● **The request**: Write the entries below out again exactly; any picture in them stays out.

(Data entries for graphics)
— START —

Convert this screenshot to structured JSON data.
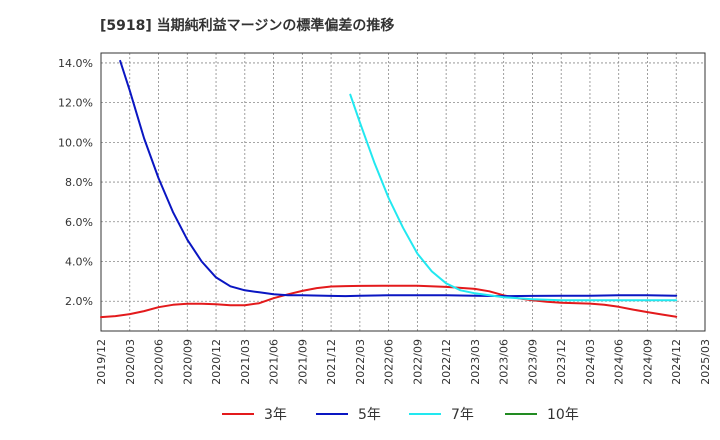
{
  "chart_data": {
    "type": "line",
    "title": "[5918]  当期純利益マージンの標準偏差の推移",
    "xlabel": "",
    "ylabel": "",
    "ylim": [
      0.5,
      14.5
    ],
    "yticks": [
      2.0,
      4.0,
      6.0,
      8.0,
      10.0,
      12.0,
      14.0
    ],
    "ytick_labels": [
      "2.0%",
      "4.0%",
      "6.0%",
      "8.0%",
      "10.0%",
      "12.0%",
      "14.0%"
    ],
    "x_categories": [
      "2019/12",
      "2020/03",
      "2020/06",
      "2020/09",
      "2020/12",
      "2021/03",
      "2021/06",
      "2021/09",
      "2021/12",
      "2022/03",
      "2022/06",
      "2022/09",
      "2022/12",
      "2023/03",
      "2023/06",
      "2023/09",
      "2023/12",
      "2024/03",
      "2024/06",
      "2024/09",
      "2024/12",
      "2025/03"
    ],
    "grid": true,
    "legend_position": "bottom",
    "series": [
      {
        "name": "3年",
        "color": "#e31a1c",
        "points": [
          [
            0,
            1.2
          ],
          [
            0.5,
            1.25
          ],
          [
            1,
            1.35
          ],
          [
            1.5,
            1.5
          ],
          [
            2,
            1.7
          ],
          [
            2.5,
            1.82
          ],
          [
            3,
            1.87
          ],
          [
            3.5,
            1.87
          ],
          [
            4,
            1.85
          ],
          [
            4.5,
            1.8
          ],
          [
            5,
            1.8
          ],
          [
            5.5,
            1.9
          ],
          [
            6,
            2.15
          ],
          [
            6.5,
            2.35
          ],
          [
            7,
            2.52
          ],
          [
            7.5,
            2.66
          ],
          [
            8,
            2.74
          ],
          [
            8.5,
            2.76
          ],
          [
            9,
            2.77
          ],
          [
            10,
            2.78
          ],
          [
            11,
            2.78
          ],
          [
            12,
            2.72
          ],
          [
            13,
            2.62
          ],
          [
            13.5,
            2.5
          ],
          [
            14,
            2.3
          ],
          [
            14.5,
            2.15
          ],
          [
            15,
            2.05
          ],
          [
            15.5,
            1.97
          ],
          [
            16,
            1.92
          ],
          [
            17,
            1.88
          ],
          [
            17.5,
            1.82
          ],
          [
            18,
            1.72
          ],
          [
            18.5,
            1.58
          ],
          [
            19,
            1.45
          ],
          [
            19.5,
            1.33
          ],
          [
            20,
            1.22
          ]
        ]
      },
      {
        "name": "5年",
        "color": "#0a16c2",
        "points": [
          [
            0.667,
            14.1
          ],
          [
            1,
            12.6
          ],
          [
            1.5,
            10.2
          ],
          [
            2,
            8.2
          ],
          [
            2.5,
            6.5
          ],
          [
            3,
            5.1
          ],
          [
            3.5,
            4.0
          ],
          [
            4,
            3.2
          ],
          [
            4.5,
            2.75
          ],
          [
            5,
            2.55
          ],
          [
            5.5,
            2.45
          ],
          [
            6,
            2.35
          ],
          [
            6.5,
            2.3
          ],
          [
            7,
            2.3
          ],
          [
            8,
            2.27
          ],
          [
            8.5,
            2.26
          ],
          [
            9,
            2.28
          ],
          [
            10,
            2.3
          ],
          [
            11,
            2.3
          ],
          [
            12,
            2.3
          ],
          [
            13,
            2.28
          ],
          [
            14,
            2.26
          ],
          [
            15,
            2.27
          ],
          [
            16,
            2.28
          ],
          [
            17,
            2.28
          ],
          [
            18,
            2.3
          ],
          [
            19,
            2.3
          ],
          [
            20,
            2.28
          ]
        ]
      },
      {
        "name": "7年",
        "color": "#22e8f0",
        "points": [
          [
            8.667,
            12.4
          ],
          [
            9,
            11.0
          ],
          [
            9.5,
            9.0
          ],
          [
            10,
            7.2
          ],
          [
            10.5,
            5.7
          ],
          [
            11,
            4.4
          ],
          [
            11.5,
            3.5
          ],
          [
            12,
            2.9
          ],
          [
            12.5,
            2.55
          ],
          [
            13,
            2.4
          ],
          [
            13.5,
            2.3
          ],
          [
            14,
            2.2
          ],
          [
            15,
            2.1
          ],
          [
            16,
            2.05
          ],
          [
            17,
            2.05
          ],
          [
            18,
            2.05
          ],
          [
            19,
            2.05
          ],
          [
            20,
            2.05
          ]
        ]
      },
      {
        "name": "10年",
        "color": "#228b22",
        "points": []
      }
    ]
  }
}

— END —

● **Correct response**:
Convert this screenshot to structured JSON data.
{
  "chart_data": {
    "type": "line",
    "title": "[5918]  当期純利益マージンの標準偏差の推移",
    "xlabel": "",
    "ylabel": "",
    "ylim": [
      0.5,
      14.5
    ],
    "yticks": [
      2.0,
      4.0,
      6.0,
      8.0,
      10.0,
      12.0,
      14.0
    ],
    "ytick_labels": [
      "2.0%",
      "4.0%",
      "6.0%",
      "8.0%",
      "10.0%",
      "12.0%",
      "14.0%"
    ],
    "x_categories": [
      "2019/12",
      "2020/03",
      "2020/06",
      "2020/09",
      "2020/12",
      "2021/03",
      "2021/06",
      "2021/09",
      "2021/12",
      "2022/03",
      "2022/06",
      "2022/09",
      "2022/12",
      "2023/03",
      "2023/06",
      "2023/09",
      "2023/12",
      "2024/03",
      "2024/06",
      "2024/09",
      "2024/12",
      "2025/03"
    ],
    "grid": true,
    "legend_position": "bottom",
    "series": [
      {
        "name": "3年",
        "color": "#e31a1c",
        "points": [
          [
            0,
            1.2
          ],
          [
            0.5,
            1.25
          ],
          [
            1,
            1.35
          ],
          [
            1.5,
            1.5
          ],
          [
            2,
            1.7
          ],
          [
            2.5,
            1.82
          ],
          [
            3,
            1.87
          ],
          [
            3.5,
            1.87
          ],
          [
            4,
            1.85
          ],
          [
            4.5,
            1.8
          ],
          [
            5,
            1.8
          ],
          [
            5.5,
            1.9
          ],
          [
            6,
            2.15
          ],
          [
            6.5,
            2.35
          ],
          [
            7,
            2.52
          ],
          [
            7.5,
            2.66
          ],
          [
            8,
            2.74
          ],
          [
            8.5,
            2.76
          ],
          [
            9,
            2.77
          ],
          [
            10,
            2.78
          ],
          [
            11,
            2.78
          ],
          [
            12,
            2.72
          ],
          [
            13,
            2.62
          ],
          [
            13.5,
            2.5
          ],
          [
            14,
            2.3
          ],
          [
            14.5,
            2.15
          ],
          [
            15,
            2.05
          ],
          [
            15.5,
            1.97
          ],
          [
            16,
            1.92
          ],
          [
            17,
            1.88
          ],
          [
            17.5,
            1.82
          ],
          [
            18,
            1.72
          ],
          [
            18.5,
            1.58
          ],
          [
            19,
            1.45
          ],
          [
            19.5,
            1.33
          ],
          [
            20,
            1.22
          ]
        ]
      },
      {
        "name": "5年",
        "color": "#0a16c2",
        "points": [
          [
            0.667,
            14.1
          ],
          [
            1,
            12.6
          ],
          [
            1.5,
            10.2
          ],
          [
            2,
            8.2
          ],
          [
            2.5,
            6.5
          ],
          [
            3,
            5.1
          ],
          [
            3.5,
            4.0
          ],
          [
            4,
            3.2
          ],
          [
            4.5,
            2.75
          ],
          [
            5,
            2.55
          ],
          [
            5.5,
            2.45
          ],
          [
            6,
            2.35
          ],
          [
            6.5,
            2.3
          ],
          [
            7,
            2.3
          ],
          [
            8,
            2.27
          ],
          [
            8.5,
            2.26
          ],
          [
            9,
            2.28
          ],
          [
            10,
            2.3
          ],
          [
            11,
            2.3
          ],
          [
            12,
            2.3
          ],
          [
            13,
            2.28
          ],
          [
            14,
            2.26
          ],
          [
            15,
            2.27
          ],
          [
            16,
            2.28
          ],
          [
            17,
            2.28
          ],
          [
            18,
            2.3
          ],
          [
            19,
            2.3
          ],
          [
            20,
            2.28
          ]
        ]
      },
      {
        "name": "7年",
        "color": "#22e8f0",
        "points": [
          [
            8.667,
            12.4
          ],
          [
            9,
            11.0
          ],
          [
            9.5,
            9.0
          ],
          [
            10,
            7.2
          ],
          [
            10.5,
            5.7
          ],
          [
            11,
            4.4
          ],
          [
            11.5,
            3.5
          ],
          [
            12,
            2.9
          ],
          [
            12.5,
            2.55
          ],
          [
            13,
            2.4
          ],
          [
            13.5,
            2.3
          ],
          [
            14,
            2.2
          ],
          [
            15,
            2.1
          ],
          [
            16,
            2.05
          ],
          [
            17,
            2.05
          ],
          [
            18,
            2.05
          ],
          [
            19,
            2.05
          ],
          [
            20,
            2.05
          ]
        ]
      },
      {
        "name": "10年",
        "color": "#228b22",
        "points": []
      }
    ]
  }
}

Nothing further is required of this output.